** TASK STATEMENT **
Copy out the data below as written; omit any images.

[Source records]
☆ ☆ ☆ ☆ ☆

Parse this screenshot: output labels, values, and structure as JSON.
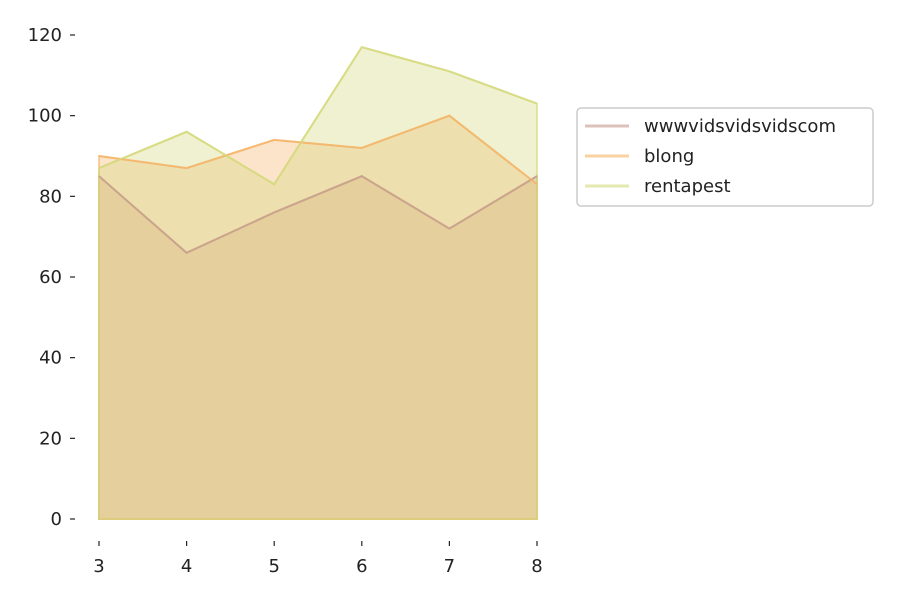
{
  "chart_data": {
    "type": "area",
    "x": [
      3,
      4,
      5,
      6,
      7,
      8
    ],
    "xticks": [
      "3",
      "4",
      "5",
      "6",
      "7",
      "8"
    ],
    "yticks": [
      "0",
      "20",
      "40",
      "60",
      "80",
      "100",
      "120"
    ],
    "xlim": [
      3,
      8
    ],
    "ylim": [
      0,
      120
    ],
    "grid": false,
    "legend_position": "right",
    "series": [
      {
        "name": "wwwvidsvidsvidscom",
        "color": "#c49a8c",
        "values": [
          85,
          66,
          76,
          85,
          72,
          85
        ]
      },
      {
        "name": "blong",
        "color": "#f5b266",
        "values": [
          90,
          87,
          94,
          92,
          100,
          83
        ]
      },
      {
        "name": "rentapest",
        "color": "#d4d87a",
        "values": [
          87,
          96,
          83,
          117,
          111,
          103
        ]
      }
    ]
  }
}
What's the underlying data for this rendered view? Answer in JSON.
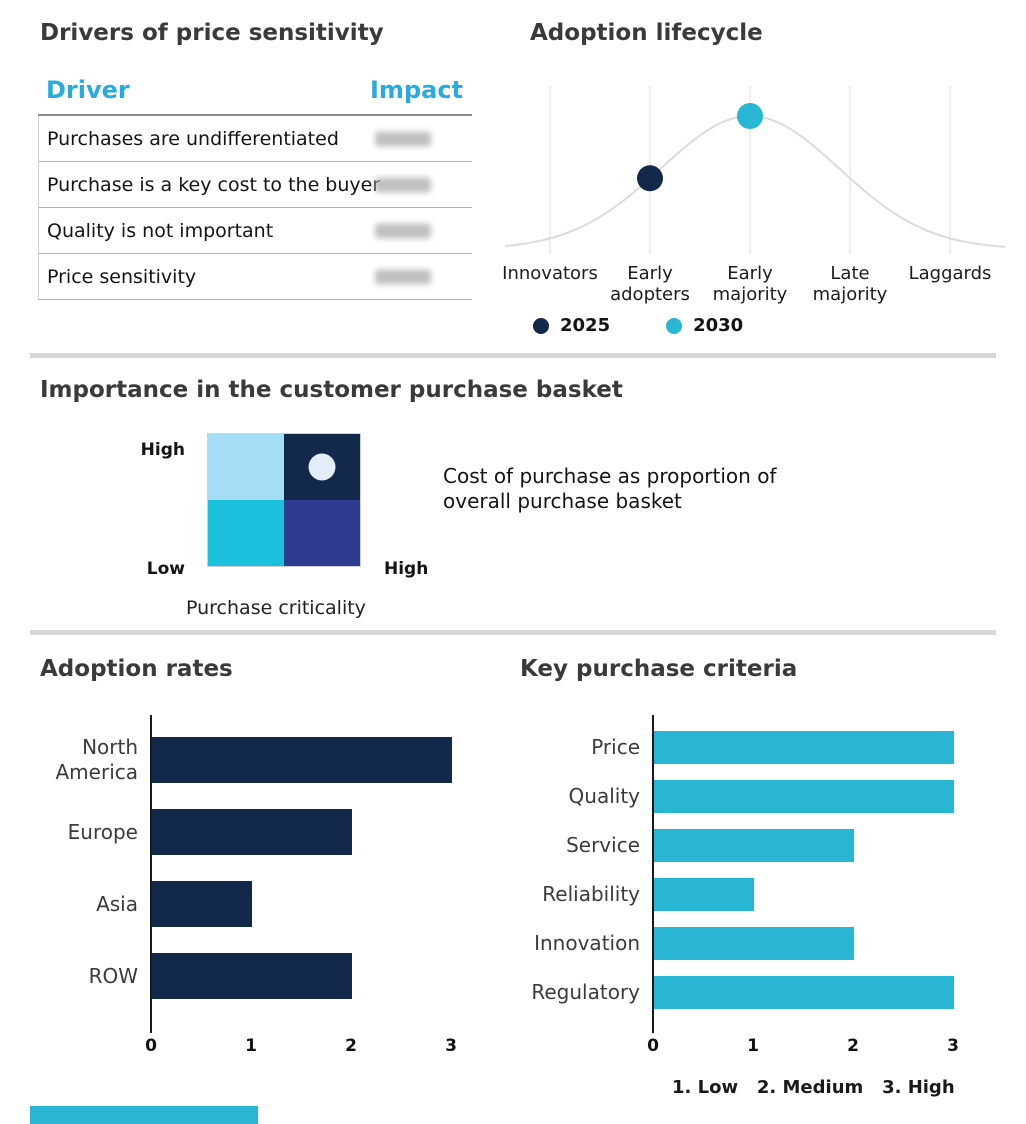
{
  "colors": {
    "navy": "#12294B",
    "cyan": "#29B6D4",
    "header_cyan": "#29ABE2",
    "quad_top_left": "#A5DCF6",
    "quad_top_right": "#12294B",
    "quad_bottom_left": "#1BC0DC",
    "quad_bottom_right": "#2F3B90",
    "bubble": "#E3EDF8",
    "curve": "#DCDCDC",
    "gridline": "#E6E6E6",
    "divider": "#D8D8D8"
  },
  "drivers": {
    "title": "Drivers of price sensitivity",
    "col_driver": "Driver",
    "col_impact": "Impact",
    "rows": [
      {
        "driver": "Purchases are undifferentiated",
        "impact": "",
        "impact_blurred": true
      },
      {
        "driver": "Purchase is a key cost to the buyer",
        "impact": "",
        "impact_blurred": true
      },
      {
        "driver": "Quality is not important",
        "impact": "",
        "impact_blurred": true
      },
      {
        "driver": "Price sensitivity",
        "impact": "",
        "impact_blurred": true
      }
    ]
  },
  "lifecycle": {
    "title": "Adoption lifecycle",
    "legend": [
      {
        "label": "2025",
        "color": "#12294B"
      },
      {
        "label": "2030",
        "color": "#29B6D4"
      }
    ]
  },
  "basket": {
    "title": "Importance in the customer purchase basket",
    "y_high": "High",
    "y_low": "Low",
    "x_high": "High",
    "x_label": "Purchase criticality",
    "description": "Cost of purchase as proportion of overall purchase basket"
  },
  "adoption_rates": {
    "title": "Adoption rates"
  },
  "purchase_criteria": {
    "title": "Key purchase criteria",
    "note": "1. Low   2. Medium   3. High"
  },
  "chart_data": [
    {
      "id": "lifecycle",
      "type": "line",
      "title": "Adoption lifecycle",
      "categories": [
        "Innovators",
        "Early adopters",
        "Early majority",
        "Late majority",
        "Laggards"
      ],
      "curve_shape": "bell",
      "legend_position": "bottom",
      "markers": [
        {
          "series": "2025",
          "category": "Early adopters",
          "color": "#12294B"
        },
        {
          "series": "2030",
          "category": "Early majority",
          "color": "#29B6D4"
        }
      ]
    },
    {
      "id": "adoption-rates",
      "type": "bar",
      "orientation": "horizontal",
      "title": "Adoption rates",
      "categories": [
        "North America",
        "Europe",
        "Asia",
        "ROW"
      ],
      "values": [
        3,
        2,
        1,
        2
      ],
      "xlim": [
        0,
        3
      ],
      "x_ticks": [
        0,
        1,
        2,
        3
      ],
      "bar_color": "#12294B"
    },
    {
      "id": "key-purchase-criteria",
      "type": "bar",
      "orientation": "horizontal",
      "title": "Key purchase criteria",
      "categories": [
        "Price",
        "Quality",
        "Service",
        "Reliability",
        "Innovation",
        "Regulatory"
      ],
      "values": [
        3,
        3,
        2,
        1,
        2,
        3
      ],
      "xlim": [
        0,
        3
      ],
      "x_ticks": [
        0,
        1,
        2,
        3
      ],
      "bar_color": "#29B6D4",
      "scale_note": "1. Low  2. Medium  3. High"
    },
    {
      "id": "purchase-basket-matrix",
      "type": "heatmap",
      "title": "Importance in the customer purchase basket",
      "x_axis_label": "Purchase criticality",
      "x_scale": [
        "Low",
        "High"
      ],
      "y_scale": [
        "Low",
        "High"
      ],
      "quadrant_colors": [
        [
          "#A5DCF6",
          "#12294B"
        ],
        [
          "#1BC0DC",
          "#2F3B90"
        ]
      ],
      "bubble": {
        "quadrant": "top-right",
        "note": "Cost of purchase as proportion of overall purchase basket"
      }
    }
  ]
}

☆ ☆ ☆ ☆ ☆

** RESULT BELOW **
Parse this screenshot: output labels, values, and structure as JSON.
{
  "chart_data": {
    "type": "area",
    "x": [
      3,
      4,
      5,
      6,
      7,
      8
    ],
    "xticks": [
      "3",
      "4",
      "5",
      "6",
      "7",
      "8"
    ],
    "yticks": [
      "0",
      "20",
      "40",
      "60",
      "80",
      "100",
      "120"
    ],
    "xlim": [
      3,
      8
    ],
    "ylim": [
      0,
      120
    ],
    "grid": false,
    "legend_position": "right",
    "series": [
      {
        "name": "wwwvidsvidsvidscom",
        "color": "#c49a8c",
        "values": [
          85,
          66,
          76,
          85,
          72,
          85
        ]
      },
      {
        "name": "blong",
        "color": "#f5b266",
        "values": [
          90,
          87,
          94,
          92,
          100,
          83
        ]
      },
      {
        "name": "rentapest",
        "color": "#d4d87a",
        "values": [
          87,
          96,
          83,
          117,
          111,
          103
        ]
      }
    ]
  }
}
What's the underlying data for this rendered view? Answer in JSON.
{
  "colors": {
    "navy": "#12294B",
    "cyan": "#29B6D4",
    "header_cyan": "#29ABE2",
    "quad_top_left": "#A5DCF6",
    "quad_top_right": "#12294B",
    "quad_bottom_left": "#1BC0DC",
    "quad_bottom_right": "#2F3B90",
    "bubble": "#E3EDF8",
    "curve": "#DCDCDC",
    "gridline": "#E6E6E6",
    "divider": "#D8D8D8"
  },
  "drivers": {
    "title": "Drivers of price sensitivity",
    "col_driver": "Driver",
    "col_impact": "Impact",
    "rows": [
      {
        "driver": "Purchases are undifferentiated",
        "impact": "",
        "impact_blurred": true
      },
      {
        "driver": "Purchase is a key cost to the buyer",
        "impact": "",
        "impact_blurred": true
      },
      {
        "driver": "Quality is not important",
        "impact": "",
        "impact_blurred": true
      },
      {
        "driver": "Price sensitivity",
        "impact": "",
        "impact_blurred": true
      }
    ]
  },
  "lifecycle": {
    "title": "Adoption lifecycle",
    "legend": [
      {
        "label": "2025",
        "color": "#12294B"
      },
      {
        "label": "2030",
        "color": "#29B6D4"
      }
    ]
  },
  "basket": {
    "title": "Importance in the customer purchase basket",
    "y_high": "High",
    "y_low": "Low",
    "x_high": "High",
    "x_label": "Purchase criticality",
    "description": "Cost of purchase as proportion of overall purchase basket"
  },
  "adoption_rates": {
    "title": "Adoption rates"
  },
  "purchase_criteria": {
    "title": "Key purchase criteria",
    "note": "1. Low   2. Medium   3. High"
  },
  "chart_data": [
    {
      "id": "lifecycle",
      "type": "line",
      "title": "Adoption lifecycle",
      "categories": [
        "Innovators",
        "Early adopters",
        "Early majority",
        "Late majority",
        "Laggards"
      ],
      "curve_shape": "bell",
      "legend_position": "bottom",
      "markers": [
        {
          "series": "2025",
          "category": "Early adopters",
          "color": "#12294B"
        },
        {
          "series": "2030",
          "category": "Early majority",
          "color": "#29B6D4"
        }
      ]
    },
    {
      "id": "adoption-rates",
      "type": "bar",
      "orientation": "horizontal",
      "title": "Adoption rates",
      "categories": [
        "North America",
        "Europe",
        "Asia",
        "ROW"
      ],
      "values": [
        3,
        2,
        1,
        2
      ],
      "xlim": [
        0,
        3
      ],
      "x_ticks": [
        0,
        1,
        2,
        3
      ],
      "bar_color": "#12294B"
    },
    {
      "id": "key-purchase-criteria",
      "type": "bar",
      "orientation": "horizontal",
      "title": "Key purchase criteria",
      "categories": [
        "Price",
        "Quality",
        "Service",
        "Reliability",
        "Innovation",
        "Regulatory"
      ],
      "values": [
        3,
        3,
        2,
        1,
        2,
        3
      ],
      "xlim": [
        0,
        3
      ],
      "x_ticks": [
        0,
        1,
        2,
        3
      ],
      "bar_color": "#29B6D4",
      "scale_note": "1. Low  2. Medium  3. High"
    },
    {
      "id": "purchase-basket-matrix",
      "type": "heatmap",
      "title": "Importance in the customer purchase basket",
      "x_axis_label": "Purchase criticality",
      "x_scale": [
        "Low",
        "High"
      ],
      "y_scale": [
        "Low",
        "High"
      ],
      "quadrant_colors": [
        [
          "#A5DCF6",
          "#12294B"
        ],
        [
          "#1BC0DC",
          "#2F3B90"
        ]
      ],
      "bubble": {
        "quadrant": "top-right",
        "note": "Cost of purchase as proportion of overall purchase basket"
      }
    }
  ]
}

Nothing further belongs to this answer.